Direction:
Determine which lines contain the word "modern", then copy those lines.
════════
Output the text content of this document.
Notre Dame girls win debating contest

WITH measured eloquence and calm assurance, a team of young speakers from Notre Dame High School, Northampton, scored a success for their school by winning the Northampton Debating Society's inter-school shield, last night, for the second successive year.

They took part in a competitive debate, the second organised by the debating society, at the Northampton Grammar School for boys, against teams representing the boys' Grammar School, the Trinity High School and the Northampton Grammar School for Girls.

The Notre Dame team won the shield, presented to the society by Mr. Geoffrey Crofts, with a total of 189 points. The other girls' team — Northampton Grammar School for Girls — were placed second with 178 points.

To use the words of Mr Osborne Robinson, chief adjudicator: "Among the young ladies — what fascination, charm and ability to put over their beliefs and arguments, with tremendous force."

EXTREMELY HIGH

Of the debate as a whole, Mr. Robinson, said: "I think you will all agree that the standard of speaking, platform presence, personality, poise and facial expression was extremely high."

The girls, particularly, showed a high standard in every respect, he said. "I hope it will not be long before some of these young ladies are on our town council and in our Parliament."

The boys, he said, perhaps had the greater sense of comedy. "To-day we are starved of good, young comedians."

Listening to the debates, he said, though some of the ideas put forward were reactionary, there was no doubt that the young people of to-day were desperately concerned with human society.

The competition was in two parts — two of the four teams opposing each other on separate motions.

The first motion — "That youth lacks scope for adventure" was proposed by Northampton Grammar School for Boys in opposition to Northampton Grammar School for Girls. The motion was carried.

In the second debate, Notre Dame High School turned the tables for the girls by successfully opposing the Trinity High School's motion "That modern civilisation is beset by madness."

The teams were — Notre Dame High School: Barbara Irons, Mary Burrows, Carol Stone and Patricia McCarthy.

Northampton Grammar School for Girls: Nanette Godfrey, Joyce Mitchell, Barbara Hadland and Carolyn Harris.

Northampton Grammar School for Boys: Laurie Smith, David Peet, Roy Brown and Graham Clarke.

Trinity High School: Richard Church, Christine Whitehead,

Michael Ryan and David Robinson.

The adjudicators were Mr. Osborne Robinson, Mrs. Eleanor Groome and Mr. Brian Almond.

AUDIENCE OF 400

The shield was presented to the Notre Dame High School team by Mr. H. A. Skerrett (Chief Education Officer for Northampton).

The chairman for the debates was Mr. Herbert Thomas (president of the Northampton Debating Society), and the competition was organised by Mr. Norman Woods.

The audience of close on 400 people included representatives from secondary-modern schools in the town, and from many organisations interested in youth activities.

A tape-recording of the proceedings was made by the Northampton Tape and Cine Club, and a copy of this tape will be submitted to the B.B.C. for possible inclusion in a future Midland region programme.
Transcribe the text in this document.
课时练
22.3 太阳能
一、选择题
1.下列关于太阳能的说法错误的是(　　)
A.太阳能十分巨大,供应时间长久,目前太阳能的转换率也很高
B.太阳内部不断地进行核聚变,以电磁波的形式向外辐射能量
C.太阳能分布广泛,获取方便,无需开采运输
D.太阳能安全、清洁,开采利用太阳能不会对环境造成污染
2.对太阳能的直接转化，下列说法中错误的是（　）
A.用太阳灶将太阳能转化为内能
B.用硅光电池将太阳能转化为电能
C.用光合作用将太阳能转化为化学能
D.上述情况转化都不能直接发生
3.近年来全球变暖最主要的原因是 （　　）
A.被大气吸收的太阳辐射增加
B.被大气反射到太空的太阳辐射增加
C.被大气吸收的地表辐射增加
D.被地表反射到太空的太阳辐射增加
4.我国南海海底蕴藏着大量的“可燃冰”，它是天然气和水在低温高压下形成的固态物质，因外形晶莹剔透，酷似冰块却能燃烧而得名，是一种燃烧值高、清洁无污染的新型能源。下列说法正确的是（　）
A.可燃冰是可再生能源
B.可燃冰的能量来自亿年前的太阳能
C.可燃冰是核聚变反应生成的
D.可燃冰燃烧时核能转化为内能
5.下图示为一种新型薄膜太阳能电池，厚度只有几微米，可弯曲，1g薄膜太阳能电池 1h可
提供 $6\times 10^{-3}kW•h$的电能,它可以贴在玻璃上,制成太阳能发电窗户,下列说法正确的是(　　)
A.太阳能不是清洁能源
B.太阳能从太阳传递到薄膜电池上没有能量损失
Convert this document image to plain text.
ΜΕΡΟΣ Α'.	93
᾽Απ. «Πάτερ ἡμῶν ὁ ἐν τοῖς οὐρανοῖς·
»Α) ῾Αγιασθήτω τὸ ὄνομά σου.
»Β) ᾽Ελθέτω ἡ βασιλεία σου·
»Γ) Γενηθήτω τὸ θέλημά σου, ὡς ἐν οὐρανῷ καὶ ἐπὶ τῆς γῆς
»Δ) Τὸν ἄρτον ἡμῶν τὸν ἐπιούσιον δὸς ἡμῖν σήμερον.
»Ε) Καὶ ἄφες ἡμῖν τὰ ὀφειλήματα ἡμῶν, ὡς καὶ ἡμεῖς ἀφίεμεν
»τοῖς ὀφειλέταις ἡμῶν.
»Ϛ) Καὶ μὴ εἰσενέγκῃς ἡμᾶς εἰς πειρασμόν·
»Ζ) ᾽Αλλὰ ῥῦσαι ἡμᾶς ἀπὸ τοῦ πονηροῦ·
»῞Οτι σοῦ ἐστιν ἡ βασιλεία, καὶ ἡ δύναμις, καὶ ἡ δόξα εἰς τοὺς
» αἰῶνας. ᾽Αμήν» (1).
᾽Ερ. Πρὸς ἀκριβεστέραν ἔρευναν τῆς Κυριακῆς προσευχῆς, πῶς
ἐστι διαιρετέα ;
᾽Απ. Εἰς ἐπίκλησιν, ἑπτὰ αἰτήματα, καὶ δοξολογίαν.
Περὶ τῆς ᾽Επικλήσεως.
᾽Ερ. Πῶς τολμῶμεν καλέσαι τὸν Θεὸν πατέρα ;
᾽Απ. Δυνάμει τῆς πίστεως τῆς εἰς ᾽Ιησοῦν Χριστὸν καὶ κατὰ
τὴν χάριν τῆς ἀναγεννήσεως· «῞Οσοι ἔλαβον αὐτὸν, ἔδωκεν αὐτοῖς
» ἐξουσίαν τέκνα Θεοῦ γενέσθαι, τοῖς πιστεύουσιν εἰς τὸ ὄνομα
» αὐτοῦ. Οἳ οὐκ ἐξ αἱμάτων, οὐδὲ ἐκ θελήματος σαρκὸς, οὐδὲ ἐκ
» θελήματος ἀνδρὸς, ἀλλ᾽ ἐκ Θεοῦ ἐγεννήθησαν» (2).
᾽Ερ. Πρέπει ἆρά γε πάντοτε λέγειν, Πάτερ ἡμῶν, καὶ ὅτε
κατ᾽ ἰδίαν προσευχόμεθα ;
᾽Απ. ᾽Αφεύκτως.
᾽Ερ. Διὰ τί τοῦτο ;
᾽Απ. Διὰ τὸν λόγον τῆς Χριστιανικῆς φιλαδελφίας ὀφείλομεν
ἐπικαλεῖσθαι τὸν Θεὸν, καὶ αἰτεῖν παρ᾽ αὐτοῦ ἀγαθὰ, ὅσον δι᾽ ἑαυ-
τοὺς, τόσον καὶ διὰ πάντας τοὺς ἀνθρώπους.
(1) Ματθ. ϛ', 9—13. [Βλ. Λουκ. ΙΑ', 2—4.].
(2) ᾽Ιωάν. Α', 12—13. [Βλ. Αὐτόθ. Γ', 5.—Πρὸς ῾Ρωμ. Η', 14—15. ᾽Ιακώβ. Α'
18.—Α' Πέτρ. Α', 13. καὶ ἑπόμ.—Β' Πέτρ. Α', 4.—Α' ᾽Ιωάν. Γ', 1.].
════════
Answer to the problem:
In the second debate, Notre Dame High School turned the tables for the girls by successfully opposing the Trinity High School's motion "That modern civilisation is beset by madness."
The audience of close on 400 people included representatives from secondary-modern schools in the town, and from many organisations interested in youth activities.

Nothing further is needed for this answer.